Document transcript data:
---

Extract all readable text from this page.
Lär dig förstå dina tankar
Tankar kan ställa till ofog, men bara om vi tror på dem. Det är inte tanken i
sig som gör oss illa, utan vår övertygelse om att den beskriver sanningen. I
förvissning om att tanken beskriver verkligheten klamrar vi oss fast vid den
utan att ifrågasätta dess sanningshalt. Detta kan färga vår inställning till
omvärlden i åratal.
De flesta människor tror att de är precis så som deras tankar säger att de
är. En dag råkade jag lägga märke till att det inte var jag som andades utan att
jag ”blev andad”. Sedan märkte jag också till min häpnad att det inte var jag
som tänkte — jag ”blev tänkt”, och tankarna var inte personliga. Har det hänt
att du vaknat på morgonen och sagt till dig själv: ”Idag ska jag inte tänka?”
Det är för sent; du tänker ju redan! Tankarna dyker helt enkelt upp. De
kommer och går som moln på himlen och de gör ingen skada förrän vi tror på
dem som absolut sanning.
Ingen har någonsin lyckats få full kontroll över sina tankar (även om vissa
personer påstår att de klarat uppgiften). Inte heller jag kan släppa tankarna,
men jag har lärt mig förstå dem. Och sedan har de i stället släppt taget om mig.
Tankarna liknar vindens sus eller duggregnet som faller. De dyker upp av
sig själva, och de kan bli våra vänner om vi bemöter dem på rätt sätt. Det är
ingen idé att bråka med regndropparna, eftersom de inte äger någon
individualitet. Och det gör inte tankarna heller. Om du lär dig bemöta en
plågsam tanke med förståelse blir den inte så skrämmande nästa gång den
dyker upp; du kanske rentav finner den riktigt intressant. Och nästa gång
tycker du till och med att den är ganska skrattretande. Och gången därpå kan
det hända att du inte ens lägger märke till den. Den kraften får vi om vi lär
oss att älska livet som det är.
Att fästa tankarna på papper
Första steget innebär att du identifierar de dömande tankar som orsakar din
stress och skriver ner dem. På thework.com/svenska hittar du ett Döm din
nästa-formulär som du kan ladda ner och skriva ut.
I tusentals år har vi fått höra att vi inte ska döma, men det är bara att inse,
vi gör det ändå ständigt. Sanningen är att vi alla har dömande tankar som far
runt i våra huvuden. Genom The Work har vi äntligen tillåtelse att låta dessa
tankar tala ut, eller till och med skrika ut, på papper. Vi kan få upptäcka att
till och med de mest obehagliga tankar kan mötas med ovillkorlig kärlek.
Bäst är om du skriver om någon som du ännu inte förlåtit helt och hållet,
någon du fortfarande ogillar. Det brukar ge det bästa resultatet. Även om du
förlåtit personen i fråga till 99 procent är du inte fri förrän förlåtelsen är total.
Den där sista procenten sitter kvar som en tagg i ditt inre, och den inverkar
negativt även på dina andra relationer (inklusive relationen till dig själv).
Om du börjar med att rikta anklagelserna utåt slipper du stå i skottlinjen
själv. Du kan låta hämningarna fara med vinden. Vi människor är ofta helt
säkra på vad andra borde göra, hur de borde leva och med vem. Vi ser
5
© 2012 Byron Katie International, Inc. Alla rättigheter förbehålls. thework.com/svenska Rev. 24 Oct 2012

---

__Problem__. Find the word "papper" in the entries above and gather every line that holds it.

__Task response__.
Att fästa tankarna på papper
tankar tala ut, eller till och med skrika ut, på papper. Vi kan få upptäcka att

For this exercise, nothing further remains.